TO DO: Print all entries word for word.

RECORDS FOR PROCESSING:
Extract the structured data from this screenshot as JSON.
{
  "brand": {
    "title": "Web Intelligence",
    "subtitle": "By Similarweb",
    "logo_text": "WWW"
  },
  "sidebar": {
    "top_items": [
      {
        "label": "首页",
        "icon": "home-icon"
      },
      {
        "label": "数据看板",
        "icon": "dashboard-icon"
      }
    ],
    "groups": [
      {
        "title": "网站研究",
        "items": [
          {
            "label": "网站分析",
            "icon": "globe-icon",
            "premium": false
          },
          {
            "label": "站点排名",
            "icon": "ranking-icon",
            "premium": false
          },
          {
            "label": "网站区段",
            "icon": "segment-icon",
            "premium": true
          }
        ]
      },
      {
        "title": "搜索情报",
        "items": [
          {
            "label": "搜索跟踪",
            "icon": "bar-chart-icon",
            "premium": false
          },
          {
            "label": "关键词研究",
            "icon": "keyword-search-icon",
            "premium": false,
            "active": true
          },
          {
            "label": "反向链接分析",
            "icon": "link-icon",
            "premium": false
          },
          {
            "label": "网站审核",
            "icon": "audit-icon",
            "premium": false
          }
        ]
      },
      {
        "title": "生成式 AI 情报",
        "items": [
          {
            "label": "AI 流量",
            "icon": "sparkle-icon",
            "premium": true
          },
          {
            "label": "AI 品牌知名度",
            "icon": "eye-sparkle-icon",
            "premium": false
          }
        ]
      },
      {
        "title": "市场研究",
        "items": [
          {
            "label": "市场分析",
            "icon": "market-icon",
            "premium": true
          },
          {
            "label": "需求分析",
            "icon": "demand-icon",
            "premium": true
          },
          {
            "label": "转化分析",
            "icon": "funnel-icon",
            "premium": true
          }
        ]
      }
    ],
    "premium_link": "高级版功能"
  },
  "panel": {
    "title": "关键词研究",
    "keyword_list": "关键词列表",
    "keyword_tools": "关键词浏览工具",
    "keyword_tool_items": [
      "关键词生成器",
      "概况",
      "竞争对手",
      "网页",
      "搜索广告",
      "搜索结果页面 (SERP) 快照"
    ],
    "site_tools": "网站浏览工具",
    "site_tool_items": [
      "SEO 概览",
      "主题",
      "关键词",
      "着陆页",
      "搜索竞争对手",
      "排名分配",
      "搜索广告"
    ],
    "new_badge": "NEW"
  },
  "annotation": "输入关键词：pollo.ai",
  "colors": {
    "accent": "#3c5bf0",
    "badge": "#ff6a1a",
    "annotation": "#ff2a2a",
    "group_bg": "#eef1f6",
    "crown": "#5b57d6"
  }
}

FINISHED ANSWER:
Extract the structured data from this screenshot as JSON.
{
  "brand": {
    "title": "Web Intelligence",
    "subtitle": "By Similarweb",
    "logo_text": "WWW"
  },
  "sidebar": {
    "top_items": [
      {
        "label": "首页",
        "icon": "home-icon"
      },
      {
        "label": "数据看板",
        "icon": "dashboard-icon"
      }
    ],
    "groups": [
      {
        "title": "网站研究",
        "items": [
          {
            "label": "网站分析",
            "icon": "globe-icon",
            "premium": false
          },
          {
            "label": "站点排名",
            "icon": "ranking-icon",
            "premium": false
          },
          {
            "label": "网站区段",
            "icon": "segment-icon",
            "premium": true
          }
        ]
      },
      {
        "title": "搜索情报",
        "items": [
          {
            "label": "搜索跟踪",
            "icon": "bar-chart-icon",
            "premium": false
          },
          {
            "label": "关键词研究",
            "icon": "keyword-search-icon",
            "premium": false,
            "active": true
          },
          {
            "label": "反向链接分析",
            "icon": "link-icon",
            "premium": false
          },
          {
            "label": "网站审核",
            "icon": "audit-icon",
            "premium": false
          }
        ]
      },
      {
        "title": "生成式 AI 情报",
        "items": [
          {
            "label": "AI 流量",
            "icon": "sparkle-icon",
            "premium": true
          },
          {
            "label": "AI 品牌知名度",
            "icon": "eye-sparkle-icon",
            "premium": false
          }
        ]
      },
      {
        "title": "市场研究",
        "items": [
          {
            "label": "市场分析",
            "icon": "market-icon",
            "premium": true
          },
          {
            "label": "需求分析",
            "icon": "demand-icon",
            "premium": true
          },
          {
            "label": "转化分析",
            "icon": "funnel-icon",
            "premium": true
          }
        ]
      }
    ],
    "premium_link": "高级版功能"
  },
  "panel": {
    "title": "关键词研究",
    "keyword_list": "关键词列表",
    "keyword_tools": "关键词浏览工具",
    "keyword_tool_items": [
      "关键词生成器",
      "概况",
      "竞争对手",
      "网页",
      "搜索广告",
      "搜索结果页面 (SERP) 快照"
    ],
    "site_tools": "网站浏览工具",
    "site_tool_items": [
      "SEO 概览",
      "主题",
      "关键词",
      "着陆页",
      "搜索竞争对手",
      "排名分配",
      "搜索广告"
    ],
    "new_badge": "NEW"
  },
  "annotation": "输入关键词：pollo.ai",
  "colors": {
    "accent": "#3c5bf0",
    "badge": "#ff6a1a",
    "annotation": "#ff2a2a",
    "group_bg": "#eef1f6",
    "crown": "#5b57d6"
  }
}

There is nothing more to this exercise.